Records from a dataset
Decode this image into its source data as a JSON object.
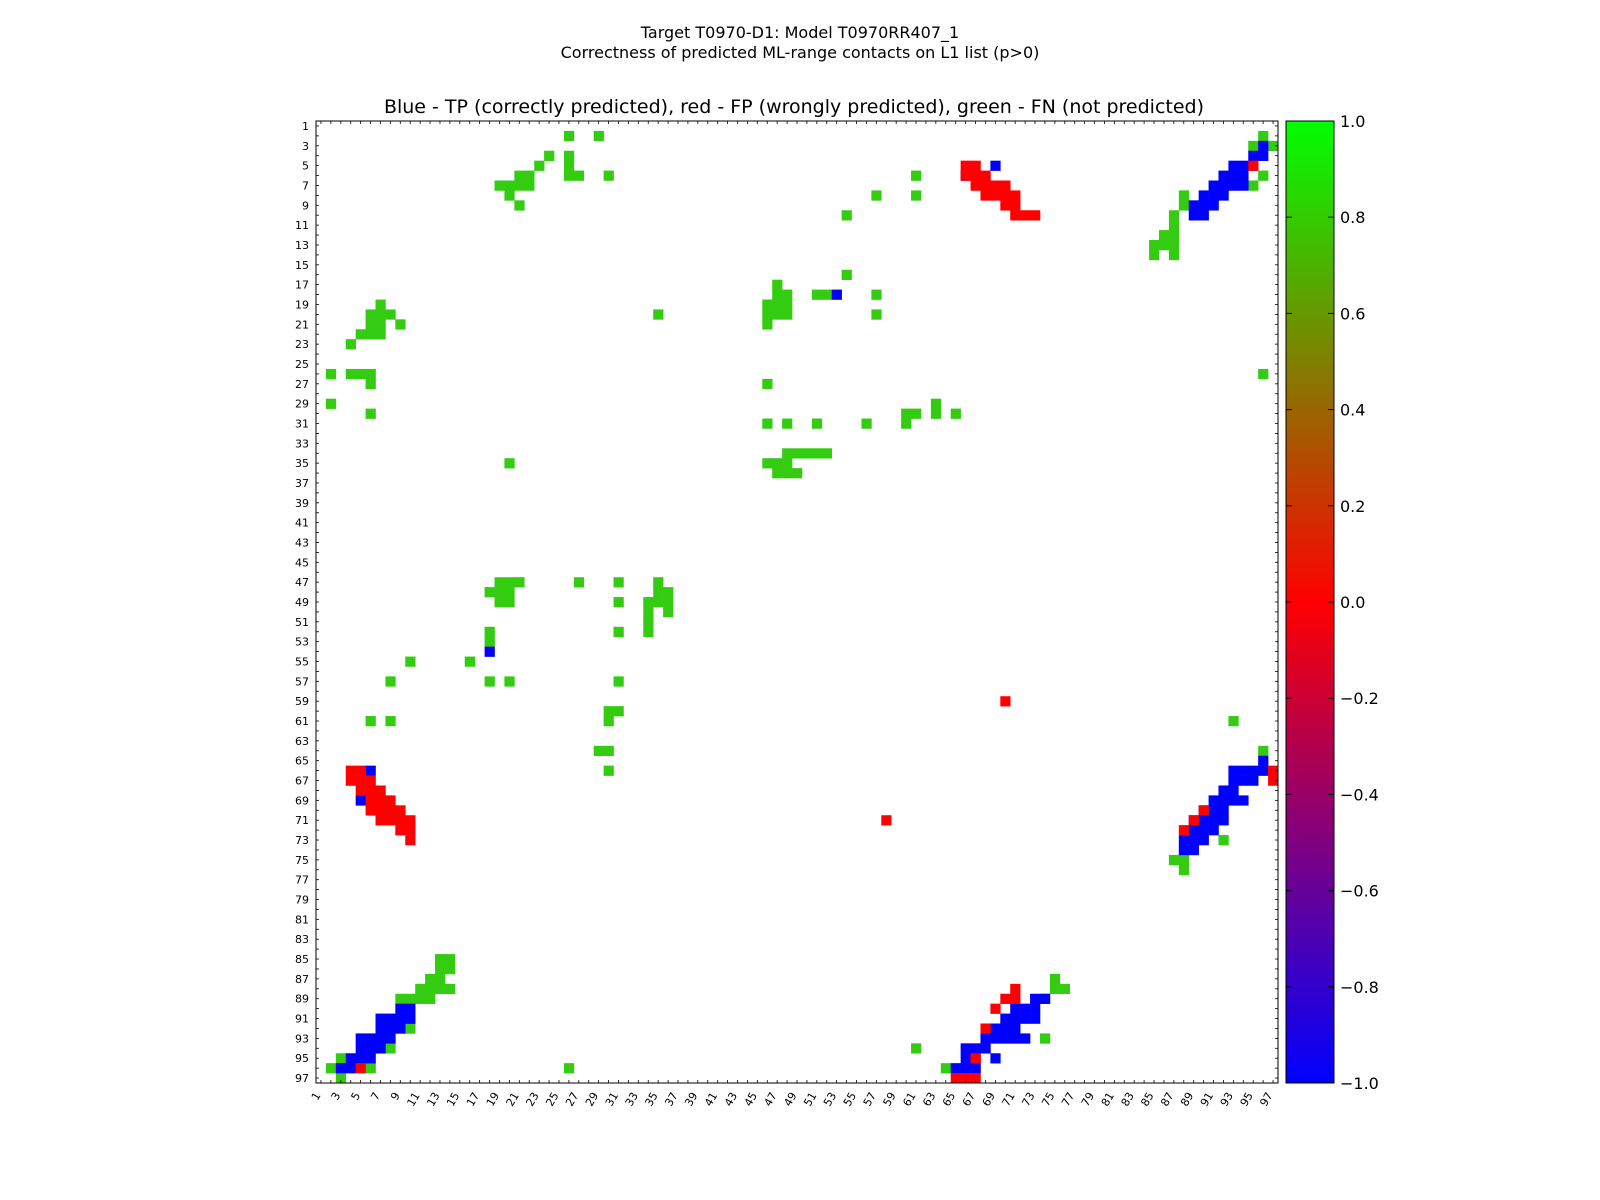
{
  "figure": {
    "title_line1": "Target T0970-D1: Model T0970RR407_1",
    "title_line2": "Correctness of predicted ML-range contacts on L1 list (p>0)"
  },
  "chart_data": {
    "type": "heatmap",
    "title": "Blue - TP (correctly predicted), red - FP (wrongly predicted), green - FN (not predicted)",
    "xlim": [
      1,
      97
    ],
    "ylim": [
      1,
      97
    ],
    "x_ticks": [
      1,
      3,
      5,
      7,
      9,
      11,
      13,
      15,
      17,
      19,
      21,
      23,
      25,
      27,
      29,
      31,
      33,
      35,
      37,
      39,
      41,
      43,
      45,
      47,
      49,
      51,
      53,
      55,
      57,
      59,
      61,
      63,
      65,
      67,
      69,
      71,
      73,
      75,
      77,
      79,
      81,
      83,
      85,
      87,
      89,
      91,
      93,
      95,
      97
    ],
    "y_ticks": [
      1,
      3,
      5,
      7,
      9,
      11,
      13,
      15,
      17,
      19,
      21,
      23,
      25,
      27,
      29,
      31,
      33,
      35,
      37,
      39,
      41,
      43,
      45,
      47,
      49,
      51,
      53,
      55,
      57,
      59,
      61,
      63,
      65,
      67,
      69,
      71,
      73,
      75,
      77,
      79,
      81,
      83,
      85,
      87,
      89,
      91,
      93,
      95,
      97
    ],
    "colorbar": {
      "range": [
        -1.0,
        1.0
      ],
      "ticks": [
        "1.0",
        "0.8",
        "0.6",
        "0.4",
        "0.2",
        "0.0",
        "−0.2",
        "−0.4",
        "−0.6",
        "−0.8",
        "−1.0"
      ],
      "stops": [
        "#0000ff",
        "#ff0000",
        "#00ff00"
      ]
    },
    "colors": {
      "TP": "#0000ff",
      "FP": "#ff0000",
      "FN": "#33cc11"
    },
    "cells": {
      "FN": [
        [
          26,
          2
        ],
        [
          29,
          2
        ],
        [
          96,
          2
        ],
        [
          95,
          3
        ],
        [
          97,
          3
        ],
        [
          24,
          4
        ],
        [
          26,
          4
        ],
        [
          23,
          5
        ],
        [
          26,
          5
        ],
        [
          21,
          6
        ],
        [
          22,
          6
        ],
        [
          26,
          6
        ],
        [
          27,
          6
        ],
        [
          30,
          6
        ],
        [
          61,
          6
        ],
        [
          96,
          6
        ],
        [
          19,
          7
        ],
        [
          20,
          7
        ],
        [
          21,
          7
        ],
        [
          22,
          7
        ],
        [
          95,
          7
        ],
        [
          20,
          8
        ],
        [
          57,
          8
        ],
        [
          61,
          8
        ],
        [
          88,
          8
        ],
        [
          21,
          9
        ],
        [
          88,
          9
        ],
        [
          90,
          9
        ],
        [
          54,
          10
        ],
        [
          87,
          10
        ],
        [
          87,
          11
        ],
        [
          86,
          12
        ],
        [
          87,
          12
        ],
        [
          85,
          13
        ],
        [
          86,
          13
        ],
        [
          87,
          13
        ],
        [
          85,
          14
        ],
        [
          87,
          14
        ],
        [
          54,
          16
        ],
        [
          47,
          17
        ],
        [
          47,
          18
        ],
        [
          48,
          18
        ],
        [
          51,
          18
        ],
        [
          52,
          18
        ],
        [
          57,
          18
        ],
        [
          7,
          19
        ],
        [
          46,
          19
        ],
        [
          47,
          19
        ],
        [
          48,
          19
        ],
        [
          6,
          20
        ],
        [
          7,
          20
        ],
        [
          8,
          20
        ],
        [
          35,
          20
        ],
        [
          46,
          20
        ],
        [
          47,
          20
        ],
        [
          48,
          20
        ],
        [
          57,
          20
        ],
        [
          6,
          21
        ],
        [
          7,
          21
        ],
        [
          9,
          21
        ],
        [
          46,
          21
        ],
        [
          5,
          22
        ],
        [
          6,
          22
        ],
        [
          7,
          22
        ],
        [
          4,
          23
        ],
        [
          2,
          26
        ],
        [
          4,
          26
        ],
        [
          5,
          26
        ],
        [
          6,
          26
        ],
        [
          96,
          26
        ],
        [
          6,
          27
        ],
        [
          46,
          27
        ],
        [
          2,
          29
        ],
        [
          63,
          29
        ],
        [
          6,
          30
        ],
        [
          60,
          30
        ],
        [
          61,
          30
        ],
        [
          63,
          30
        ],
        [
          65,
          30
        ],
        [
          46,
          31
        ],
        [
          48,
          31
        ],
        [
          51,
          31
        ],
        [
          56,
          31
        ],
        [
          60,
          31
        ],
        [
          48,
          34
        ],
        [
          49,
          34
        ],
        [
          50,
          34
        ],
        [
          51,
          34
        ],
        [
          52,
          34
        ],
        [
          20,
          35
        ],
        [
          46,
          35
        ],
        [
          47,
          35
        ],
        [
          48,
          35
        ],
        [
          47,
          36
        ],
        [
          48,
          36
        ],
        [
          49,
          36
        ],
        [
          19,
          47
        ],
        [
          20,
          47
        ],
        [
          21,
          47
        ],
        [
          27,
          47
        ],
        [
          31,
          47
        ],
        [
          35,
          47
        ],
        [
          18,
          48
        ],
        [
          19,
          48
        ],
        [
          20,
          48
        ],
        [
          35,
          48
        ],
        [
          36,
          48
        ],
        [
          19,
          49
        ],
        [
          20,
          49
        ],
        [
          31,
          49
        ],
        [
          34,
          49
        ],
        [
          35,
          49
        ],
        [
          36,
          49
        ],
        [
          34,
          50
        ],
        [
          36,
          50
        ],
        [
          34,
          51
        ],
        [
          34,
          52
        ],
        [
          31,
          52
        ],
        [
          18,
          52
        ],
        [
          18,
          53
        ],
        [
          10,
          55
        ],
        [
          16,
          55
        ],
        [
          8,
          57
        ],
        [
          18,
          57
        ],
        [
          20,
          57
        ],
        [
          31,
          57
        ],
        [
          30,
          60
        ],
        [
          31,
          60
        ],
        [
          30,
          61
        ],
        [
          6,
          61
        ],
        [
          8,
          61
        ],
        [
          93,
          61
        ],
        [
          29,
          64
        ],
        [
          30,
          64
        ],
        [
          96,
          64
        ],
        [
          30,
          66
        ],
        [
          92,
          73
        ],
        [
          87,
          75
        ],
        [
          88,
          75
        ],
        [
          88,
          76
        ],
        [
          13,
          85
        ],
        [
          14,
          85
        ],
        [
          13,
          86
        ],
        [
          14,
          86
        ],
        [
          12,
          87
        ],
        [
          13,
          87
        ],
        [
          75,
          87
        ],
        [
          11,
          88
        ],
        [
          12,
          88
        ],
        [
          13,
          88
        ],
        [
          14,
          88
        ],
        [
          75,
          88
        ],
        [
          76,
          88
        ],
        [
          9,
          89
        ],
        [
          10,
          89
        ],
        [
          11,
          89
        ],
        [
          12,
          89
        ],
        [
          74,
          89
        ],
        [
          10,
          92
        ],
        [
          74,
          93
        ],
        [
          8,
          94
        ],
        [
          61,
          94
        ],
        [
          3,
          95
        ],
        [
          2,
          96
        ],
        [
          6,
          96
        ],
        [
          26,
          96
        ],
        [
          64,
          96
        ],
        [
          3,
          97
        ]
      ],
      "TP": [
        [
          96,
          3
        ],
        [
          95,
          4
        ],
        [
          96,
          4
        ],
        [
          69,
          5
        ],
        [
          93,
          5
        ],
        [
          94,
          5
        ],
        [
          95,
          5
        ],
        [
          66,
          6
        ],
        [
          92,
          6
        ],
        [
          93,
          6
        ],
        [
          94,
          6
        ],
        [
          91,
          7
        ],
        [
          92,
          7
        ],
        [
          93,
          7
        ],
        [
          94,
          7
        ],
        [
          90,
          8
        ],
        [
          91,
          8
        ],
        [
          92,
          8
        ],
        [
          89,
          9
        ],
        [
          90,
          9
        ],
        [
          91,
          9
        ],
        [
          89,
          10
        ],
        [
          90,
          10
        ],
        [
          53,
          18
        ],
        [
          18,
          54
        ],
        [
          6,
          66
        ],
        [
          96,
          65
        ],
        [
          93,
          66
        ],
        [
          94,
          66
        ],
        [
          95,
          66
        ],
        [
          96,
          66
        ],
        [
          93,
          67
        ],
        [
          94,
          67
        ],
        [
          95,
          67
        ],
        [
          92,
          68
        ],
        [
          93,
          68
        ],
        [
          91,
          69
        ],
        [
          92,
          69
        ],
        [
          93,
          69
        ],
        [
          94,
          69
        ],
        [
          5,
          69
        ],
        [
          90,
          70
        ],
        [
          91,
          70
        ],
        [
          92,
          70
        ],
        [
          89,
          71
        ],
        [
          90,
          71
        ],
        [
          91,
          71
        ],
        [
          92,
          71
        ],
        [
          89,
          72
        ],
        [
          90,
          72
        ],
        [
          91,
          72
        ],
        [
          88,
          73
        ],
        [
          89,
          73
        ],
        [
          90,
          73
        ],
        [
          88,
          74
        ],
        [
          89,
          74
        ],
        [
          73,
          89
        ],
        [
          74,
          89
        ],
        [
          73,
          90
        ],
        [
          71,
          90
        ],
        [
          72,
          90
        ],
        [
          9,
          90
        ],
        [
          10,
          90
        ],
        [
          7,
          91
        ],
        [
          8,
          91
        ],
        [
          9,
          91
        ],
        [
          10,
          91
        ],
        [
          70,
          91
        ],
        [
          71,
          91
        ],
        [
          72,
          91
        ],
        [
          73,
          91
        ],
        [
          7,
          92
        ],
        [
          8,
          92
        ],
        [
          9,
          92
        ],
        [
          69,
          92
        ],
        [
          70,
          92
        ],
        [
          71,
          92
        ],
        [
          5,
          93
        ],
        [
          6,
          93
        ],
        [
          7,
          93
        ],
        [
          8,
          93
        ],
        [
          68,
          93
        ],
        [
          69,
          93
        ],
        [
          70,
          93
        ],
        [
          71,
          93
        ],
        [
          72,
          93
        ],
        [
          5,
          94
        ],
        [
          6,
          94
        ],
        [
          7,
          94
        ],
        [
          66,
          94
        ],
        [
          67,
          94
        ],
        [
          68,
          94
        ],
        [
          4,
          95
        ],
        [
          5,
          95
        ],
        [
          6,
          95
        ],
        [
          66,
          95
        ],
        [
          67,
          95
        ],
        [
          69,
          95
        ],
        [
          3,
          96
        ],
        [
          4,
          96
        ],
        [
          65,
          96
        ],
        [
          66,
          96
        ],
        [
          67,
          96
        ]
      ],
      "FP": [
        [
          66,
          5
        ],
        [
          67,
          5
        ],
        [
          95,
          5
        ],
        [
          66,
          6
        ],
        [
          67,
          6
        ],
        [
          68,
          6
        ],
        [
          67,
          7
        ],
        [
          68,
          7
        ],
        [
          69,
          7
        ],
        [
          70,
          7
        ],
        [
          68,
          8
        ],
        [
          69,
          8
        ],
        [
          70,
          8
        ],
        [
          71,
          8
        ],
        [
          70,
          9
        ],
        [
          71,
          9
        ],
        [
          71,
          10
        ],
        [
          72,
          10
        ],
        [
          73,
          10
        ],
        [
          70,
          59
        ],
        [
          4,
          66
        ],
        [
          5,
          66
        ],
        [
          97,
          66
        ],
        [
          4,
          67
        ],
        [
          5,
          67
        ],
        [
          6,
          67
        ],
        [
          97,
          67
        ],
        [
          5,
          68
        ],
        [
          6,
          68
        ],
        [
          7,
          68
        ],
        [
          6,
          69
        ],
        [
          7,
          69
        ],
        [
          8,
          69
        ],
        [
          6,
          70
        ],
        [
          7,
          70
        ],
        [
          8,
          70
        ],
        [
          9,
          70
        ],
        [
          58,
          71
        ],
        [
          7,
          71
        ],
        [
          8,
          71
        ],
        [
          9,
          71
        ],
        [
          10,
          71
        ],
        [
          90,
          70
        ],
        [
          89,
          71
        ],
        [
          88,
          72
        ],
        [
          9,
          72
        ],
        [
          10,
          72
        ],
        [
          10,
          73
        ],
        [
          71,
          88
        ],
        [
          70,
          89
        ],
        [
          71,
          89
        ],
        [
          69,
          90
        ],
        [
          68,
          92
        ],
        [
          67,
          95
        ],
        [
          5,
          96
        ],
        [
          65,
          97
        ],
        [
          66,
          97
        ],
        [
          67,
          97
        ]
      ]
    }
  }
}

> REQUIRED WORK
In the entries above, find every line holding the word "range" and copy it out.

> RESPONSE BELOW
    "title_line2": "Correctness of predicted ML-range contacts on L1 list (p>0)"
      "range": [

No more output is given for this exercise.